_What you have to do_
Determine how many lines of the data include the word "JSON", and write only that number.

Records drawn from a dataset:

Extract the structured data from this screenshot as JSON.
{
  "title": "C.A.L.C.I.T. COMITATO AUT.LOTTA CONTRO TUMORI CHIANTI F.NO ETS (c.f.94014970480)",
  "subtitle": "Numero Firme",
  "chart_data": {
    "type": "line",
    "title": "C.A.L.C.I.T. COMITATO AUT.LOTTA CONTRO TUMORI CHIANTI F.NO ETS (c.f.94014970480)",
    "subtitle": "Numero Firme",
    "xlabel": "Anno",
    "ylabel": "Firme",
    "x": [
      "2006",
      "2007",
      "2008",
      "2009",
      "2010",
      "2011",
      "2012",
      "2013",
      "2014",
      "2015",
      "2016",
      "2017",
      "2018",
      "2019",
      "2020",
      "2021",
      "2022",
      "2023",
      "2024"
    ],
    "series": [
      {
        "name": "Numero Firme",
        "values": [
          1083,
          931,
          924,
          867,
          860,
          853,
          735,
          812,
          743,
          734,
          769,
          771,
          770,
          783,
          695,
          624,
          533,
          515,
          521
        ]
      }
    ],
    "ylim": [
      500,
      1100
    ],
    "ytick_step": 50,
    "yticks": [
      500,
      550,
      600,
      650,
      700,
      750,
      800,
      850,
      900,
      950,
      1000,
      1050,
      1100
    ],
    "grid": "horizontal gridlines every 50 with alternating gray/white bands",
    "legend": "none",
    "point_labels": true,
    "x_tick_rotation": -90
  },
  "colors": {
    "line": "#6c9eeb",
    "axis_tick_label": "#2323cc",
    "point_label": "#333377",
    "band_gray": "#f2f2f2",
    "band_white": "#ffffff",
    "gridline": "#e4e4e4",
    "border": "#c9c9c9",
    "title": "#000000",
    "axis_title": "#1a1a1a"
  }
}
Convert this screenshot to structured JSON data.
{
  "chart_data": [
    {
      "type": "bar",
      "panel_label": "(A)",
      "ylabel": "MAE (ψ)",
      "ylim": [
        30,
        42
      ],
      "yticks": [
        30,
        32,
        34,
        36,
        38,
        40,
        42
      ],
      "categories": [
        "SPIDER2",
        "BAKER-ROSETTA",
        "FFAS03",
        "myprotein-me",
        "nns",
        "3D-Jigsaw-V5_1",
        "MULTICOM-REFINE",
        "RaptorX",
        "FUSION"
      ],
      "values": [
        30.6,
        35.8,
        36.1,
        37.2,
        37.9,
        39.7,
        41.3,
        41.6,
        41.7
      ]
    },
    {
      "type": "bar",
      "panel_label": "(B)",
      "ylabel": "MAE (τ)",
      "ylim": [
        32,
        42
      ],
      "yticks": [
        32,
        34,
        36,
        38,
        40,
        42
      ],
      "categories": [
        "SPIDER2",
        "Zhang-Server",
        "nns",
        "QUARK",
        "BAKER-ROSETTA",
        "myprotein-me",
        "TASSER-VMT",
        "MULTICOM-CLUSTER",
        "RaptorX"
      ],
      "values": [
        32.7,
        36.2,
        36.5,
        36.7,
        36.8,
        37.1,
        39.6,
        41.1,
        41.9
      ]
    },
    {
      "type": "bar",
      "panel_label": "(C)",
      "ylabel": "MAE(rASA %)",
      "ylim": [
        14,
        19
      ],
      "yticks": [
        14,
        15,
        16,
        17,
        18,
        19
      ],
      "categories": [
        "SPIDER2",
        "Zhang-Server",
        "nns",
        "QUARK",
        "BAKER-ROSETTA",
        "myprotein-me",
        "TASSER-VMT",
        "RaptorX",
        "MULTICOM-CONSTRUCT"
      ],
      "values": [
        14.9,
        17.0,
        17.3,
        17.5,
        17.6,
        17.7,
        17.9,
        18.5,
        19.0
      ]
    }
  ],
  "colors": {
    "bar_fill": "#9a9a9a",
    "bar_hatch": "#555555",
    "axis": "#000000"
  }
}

_Response_
2